Exercise goal: Copy every record word for word.
-- start Items --
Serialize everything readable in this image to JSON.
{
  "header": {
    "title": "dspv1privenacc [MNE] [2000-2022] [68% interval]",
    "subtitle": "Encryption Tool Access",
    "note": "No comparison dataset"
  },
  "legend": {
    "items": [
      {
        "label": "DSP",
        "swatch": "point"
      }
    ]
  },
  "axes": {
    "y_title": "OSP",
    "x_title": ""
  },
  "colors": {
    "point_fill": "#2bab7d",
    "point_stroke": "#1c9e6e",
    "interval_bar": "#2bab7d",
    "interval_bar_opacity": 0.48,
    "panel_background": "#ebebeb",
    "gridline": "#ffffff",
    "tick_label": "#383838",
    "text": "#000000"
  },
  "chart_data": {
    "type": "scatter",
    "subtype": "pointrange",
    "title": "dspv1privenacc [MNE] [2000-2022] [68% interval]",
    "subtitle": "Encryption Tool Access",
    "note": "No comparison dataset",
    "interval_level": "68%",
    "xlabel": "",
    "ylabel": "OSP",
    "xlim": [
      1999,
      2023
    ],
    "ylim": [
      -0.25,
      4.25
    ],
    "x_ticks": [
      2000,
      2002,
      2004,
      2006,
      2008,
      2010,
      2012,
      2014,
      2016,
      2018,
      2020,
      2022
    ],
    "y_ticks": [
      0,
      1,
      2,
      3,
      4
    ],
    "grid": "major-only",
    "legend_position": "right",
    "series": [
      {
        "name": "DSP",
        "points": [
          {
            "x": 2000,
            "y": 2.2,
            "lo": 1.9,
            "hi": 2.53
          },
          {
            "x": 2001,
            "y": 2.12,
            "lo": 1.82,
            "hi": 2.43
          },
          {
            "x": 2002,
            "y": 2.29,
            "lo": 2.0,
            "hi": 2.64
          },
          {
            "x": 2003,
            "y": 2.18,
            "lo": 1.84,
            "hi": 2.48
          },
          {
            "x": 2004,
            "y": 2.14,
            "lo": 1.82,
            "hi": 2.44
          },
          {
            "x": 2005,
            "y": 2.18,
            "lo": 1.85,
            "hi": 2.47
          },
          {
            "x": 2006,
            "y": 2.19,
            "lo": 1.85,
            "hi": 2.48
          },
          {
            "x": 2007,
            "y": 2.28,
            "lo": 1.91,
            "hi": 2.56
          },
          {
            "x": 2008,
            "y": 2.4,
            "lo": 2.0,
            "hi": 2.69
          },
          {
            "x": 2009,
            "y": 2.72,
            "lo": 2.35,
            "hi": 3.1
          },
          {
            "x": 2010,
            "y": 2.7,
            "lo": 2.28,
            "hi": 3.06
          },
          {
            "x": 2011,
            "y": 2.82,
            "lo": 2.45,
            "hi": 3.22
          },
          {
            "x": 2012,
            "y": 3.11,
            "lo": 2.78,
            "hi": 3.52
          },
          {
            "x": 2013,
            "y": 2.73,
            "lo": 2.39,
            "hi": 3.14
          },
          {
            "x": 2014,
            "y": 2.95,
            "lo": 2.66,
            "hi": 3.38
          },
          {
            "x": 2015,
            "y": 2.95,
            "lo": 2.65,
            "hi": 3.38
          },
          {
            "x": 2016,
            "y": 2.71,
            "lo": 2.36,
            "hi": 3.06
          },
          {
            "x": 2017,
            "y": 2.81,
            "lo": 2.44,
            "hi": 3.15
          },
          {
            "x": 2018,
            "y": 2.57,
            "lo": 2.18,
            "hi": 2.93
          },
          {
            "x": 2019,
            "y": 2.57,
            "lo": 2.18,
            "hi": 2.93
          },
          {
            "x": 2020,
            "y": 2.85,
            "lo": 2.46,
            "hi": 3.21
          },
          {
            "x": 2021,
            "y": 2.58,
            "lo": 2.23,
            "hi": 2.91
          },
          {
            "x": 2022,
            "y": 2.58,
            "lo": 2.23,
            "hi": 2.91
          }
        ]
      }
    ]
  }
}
-- end Items --
Exercise response:
Serialize everything readable in this image to JSON.
{
  "header": {
    "title": "dspv1privenacc [MNE] [2000-2022] [68% interval]",
    "subtitle": "Encryption Tool Access",
    "note": "No comparison dataset"
  },
  "legend": {
    "items": [
      {
        "label": "DSP",
        "swatch": "point"
      }
    ]
  },
  "axes": {
    "y_title": "OSP",
    "x_title": ""
  },
  "colors": {
    "point_fill": "#2bab7d",
    "point_stroke": "#1c9e6e",
    "interval_bar": "#2bab7d",
    "interval_bar_opacity": 0.48,
    "panel_background": "#ebebeb",
    "gridline": "#ffffff",
    "tick_label": "#383838",
    "text": "#000000"
  },
  "chart_data": {
    "type": "scatter",
    "subtype": "pointrange",
    "title": "dspv1privenacc [MNE] [2000-2022] [68% interval]",
    "subtitle": "Encryption Tool Access",
    "note": "No comparison dataset",
    "interval_level": "68%",
    "xlabel": "",
    "ylabel": "OSP",
    "xlim": [
      1999,
      2023
    ],
    "ylim": [
      -0.25,
      4.25
    ],
    "x_ticks": [
      2000,
      2002,
      2004,
      2006,
      2008,
      2010,
      2012,
      2014,
      2016,
      2018,
      2020,
      2022
    ],
    "y_ticks": [
      0,
      1,
      2,
      3,
      4
    ],
    "grid": "major-only",
    "legend_position": "right",
    "series": [
      {
        "name": "DSP",
        "points": [
          {
            "x": 2000,
            "y": 2.2,
            "lo": 1.9,
            "hi": 2.53
          },
          {
            "x": 2001,
            "y": 2.12,
            "lo": 1.82,
            "hi": 2.43
          },
          {
            "x": 2002,
            "y": 2.29,
            "lo": 2.0,
            "hi": 2.64
          },
          {
            "x": 2003,
            "y": 2.18,
            "lo": 1.84,
            "hi": 2.48
          },
          {
            "x": 2004,
            "y": 2.14,
            "lo": 1.82,
            "hi": 2.44
          },
          {
            "x": 2005,
            "y": 2.18,
            "lo": 1.85,
            "hi": 2.47
          },
          {
            "x": 2006,
            "y": 2.19,
            "lo": 1.85,
            "hi": 2.48
          },
          {
            "x": 2007,
            "y": 2.28,
            "lo": 1.91,
            "hi": 2.56
          },
          {
            "x": 2008,
            "y": 2.4,
            "lo": 2.0,
            "hi": 2.69
          },
          {
            "x": 2009,
            "y": 2.72,
            "lo": 2.35,
            "hi": 3.1
          },
          {
            "x": 2010,
            "y": 2.7,
            "lo": 2.28,
            "hi": 3.06
          },
          {
            "x": 2011,
            "y": 2.82,
            "lo": 2.45,
            "hi": 3.22
          },
          {
            "x": 2012,
            "y": 3.11,
            "lo": 2.78,
            "hi": 3.52
          },
          {
            "x": 2013,
            "y": 2.73,
            "lo": 2.39,
            "hi": 3.14
          },
          {
            "x": 2014,
            "y": 2.95,
            "lo": 2.66,
            "hi": 3.38
          },
          {
            "x": 2015,
            "y": 2.95,
            "lo": 2.65,
            "hi": 3.38
          },
          {
            "x": 2016,
            "y": 2.71,
            "lo": 2.36,
            "hi": 3.06
          },
          {
            "x": 2017,
            "y": 2.81,
            "lo": 2.44,
            "hi": 3.15
          },
          {
            "x": 2018,
            "y": 2.57,
            "lo": 2.18,
            "hi": 2.93
          },
          {
            "x": 2019,
            "y": 2.57,
            "lo": 2.18,
            "hi": 2.93
          },
          {
            "x": 2020,
            "y": 2.85,
            "lo": 2.46,
            "hi": 3.21
          },
          {
            "x": 2021,
            "y": 2.58,
            "lo": 2.23,
            "hi": 2.91
          },
          {
            "x": 2022,
            "y": 2.58,
            "lo": 2.23,
            "hi": 2.91
          }
        ]
      }
    ]
  }
}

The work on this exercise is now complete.